◆ **Required task**: Please give the entries again in full and exactly, without any picture.

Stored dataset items
-*-*-

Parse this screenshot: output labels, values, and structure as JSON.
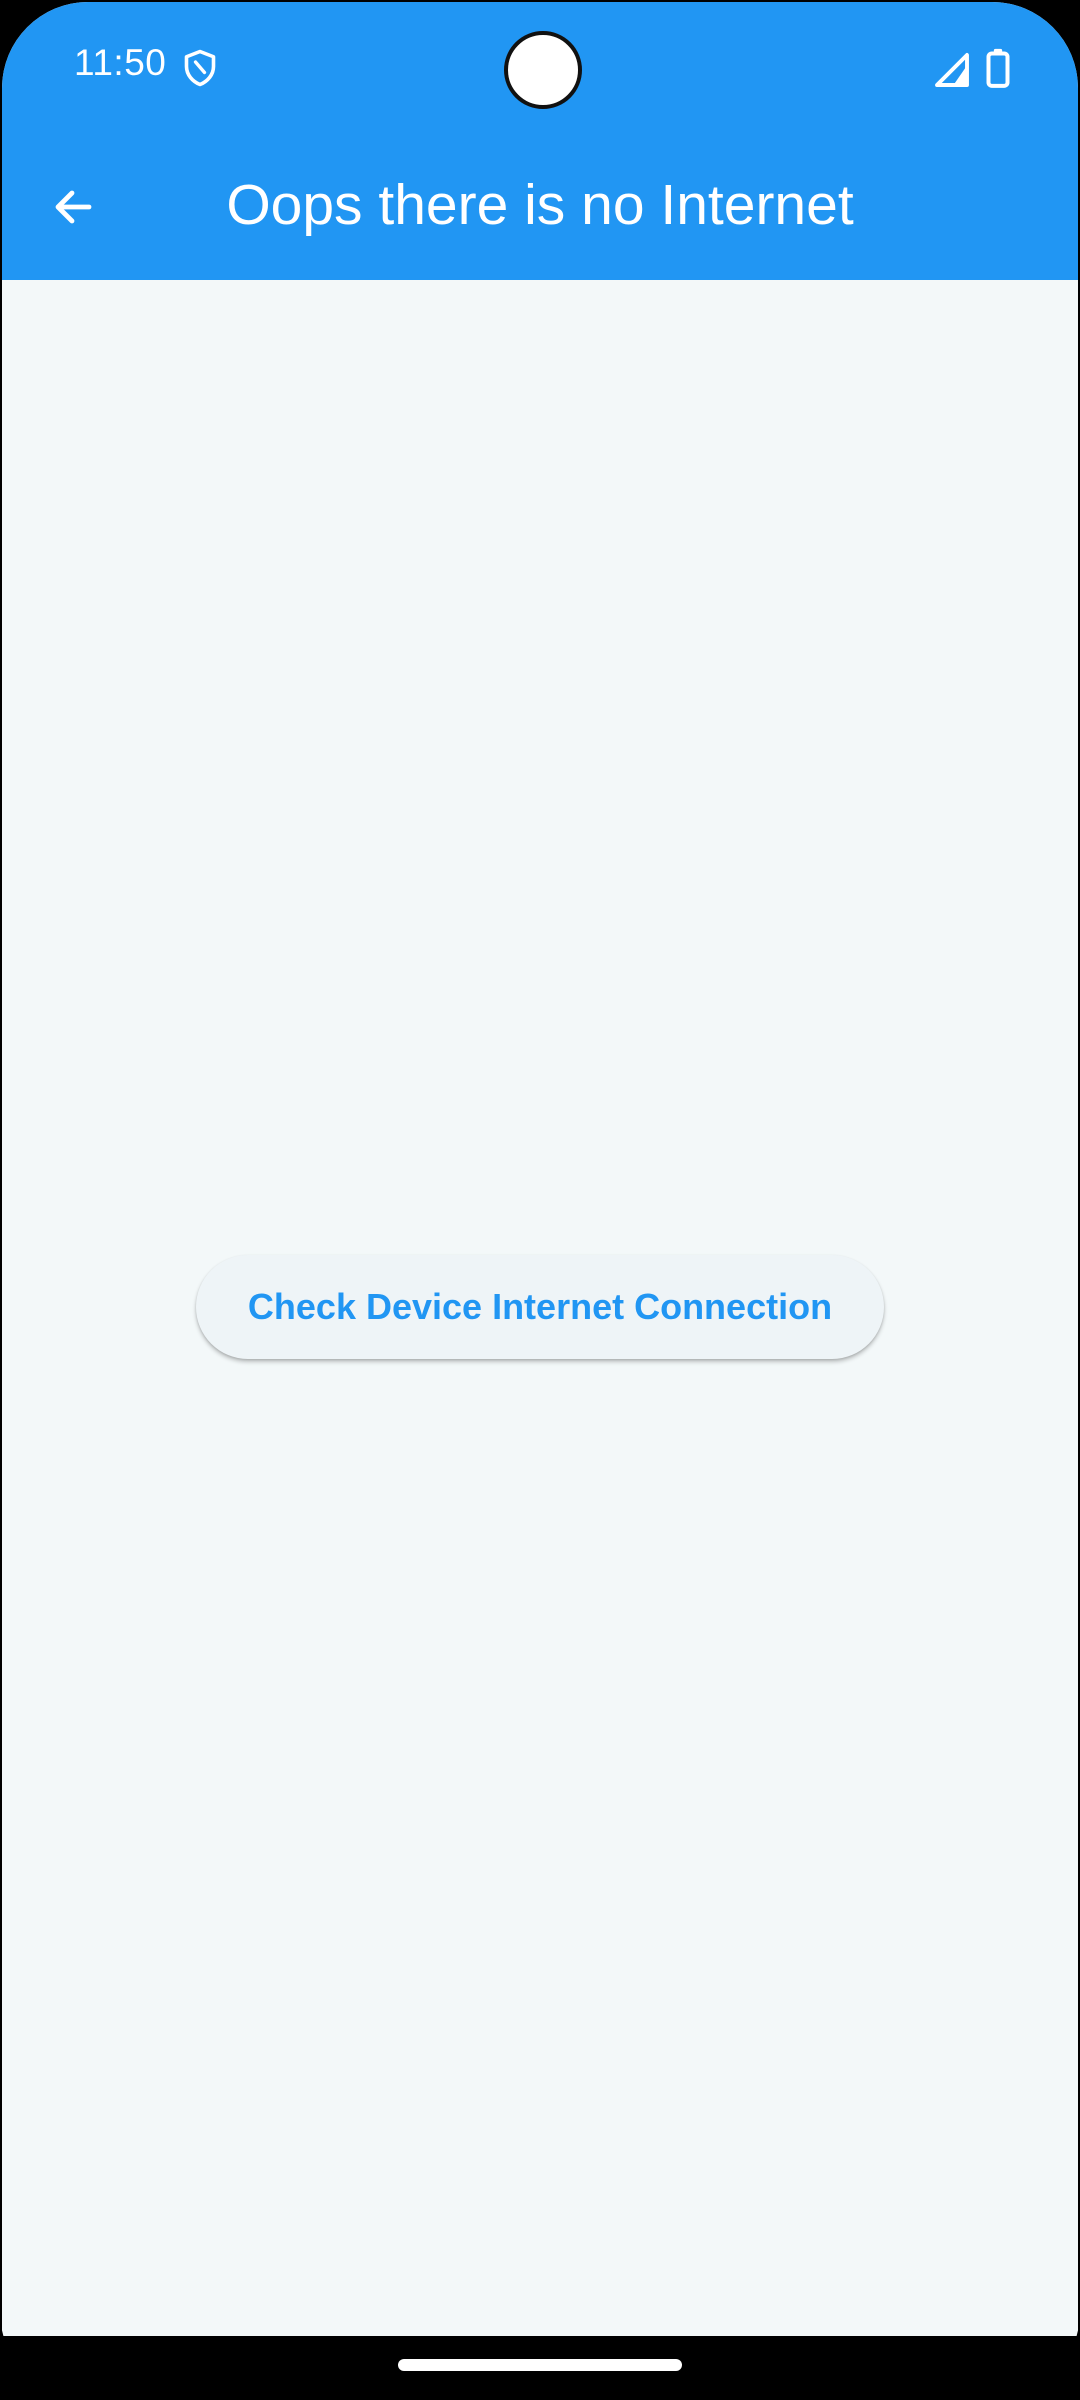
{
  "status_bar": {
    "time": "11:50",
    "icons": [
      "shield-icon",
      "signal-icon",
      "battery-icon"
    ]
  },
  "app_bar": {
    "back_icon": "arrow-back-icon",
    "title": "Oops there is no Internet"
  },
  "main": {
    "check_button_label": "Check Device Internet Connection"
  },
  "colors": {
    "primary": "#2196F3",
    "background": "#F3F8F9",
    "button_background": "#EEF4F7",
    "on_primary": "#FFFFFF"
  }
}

-*-*-

◆ **Complete output**:
Parse this screenshot: output labels, values, and structure as JSON.
{
  "status_bar": {
    "time": "11:50",
    "icons": [
      "shield-icon",
      "signal-icon",
      "battery-icon"
    ]
  },
  "app_bar": {
    "back_icon": "arrow-back-icon",
    "title": "Oops there is no Internet"
  },
  "main": {
    "check_button_label": "Check Device Internet Connection"
  },
  "colors": {
    "primary": "#2196F3",
    "background": "#F3F8F9",
    "button_background": "#EEF4F7",
    "on_primary": "#FFFFFF"
  }
}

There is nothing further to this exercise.